◆ Source passage
Setting Limits

Setting Limits

Ok, I’ve cancelled cable TV, gotten my GTD system off to a start, started exercising and eating right, and have even cleared out my in-box. Nothing standing between me and ULTRA SUPER PRODUCTIVITY!

Um.

Most of yesterday was spent surfing the net and writing six (yes, six) blog posts that have been queued up for the next four days. That’s not even including this post.

Writing blog posts wasn’t quite the plan I had in mind, and this confirms something I’ve suspected for a while: clearing away distractions doesn’t really help procrastination. There’s plenty of things I should be doing businesswise, like creating a business-related section of this website to help people understand how they can work with me. I could have also spent time drawing spaceships like I said I would a few weeks ago. I could be creating new versions of the Printable CEO; there are two new forms on the design board. Instead, I surfed all my RSS subs, researched cell phones, and then went to Target to stare at them. Didn’t get a whole lot done.

I think the problem is a lack of limits. This is what I was moving toward, I think, when I realized that I needed to take active steps to rein in my Inner Child. I forgot to think about that today, and so I must renew my resolve. I also need to have a clearer sense of where my motivation is broken.

◆ Stored data
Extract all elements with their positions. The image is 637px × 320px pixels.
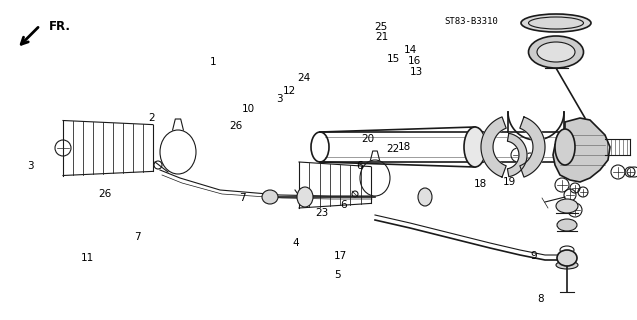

◆ Given request
According to the post on setting limits, how many blog posts did the writer produce yesterday? The listing has no connection to the post on setting limits.

◆ Response
Six blog posts, queued up for the next four days.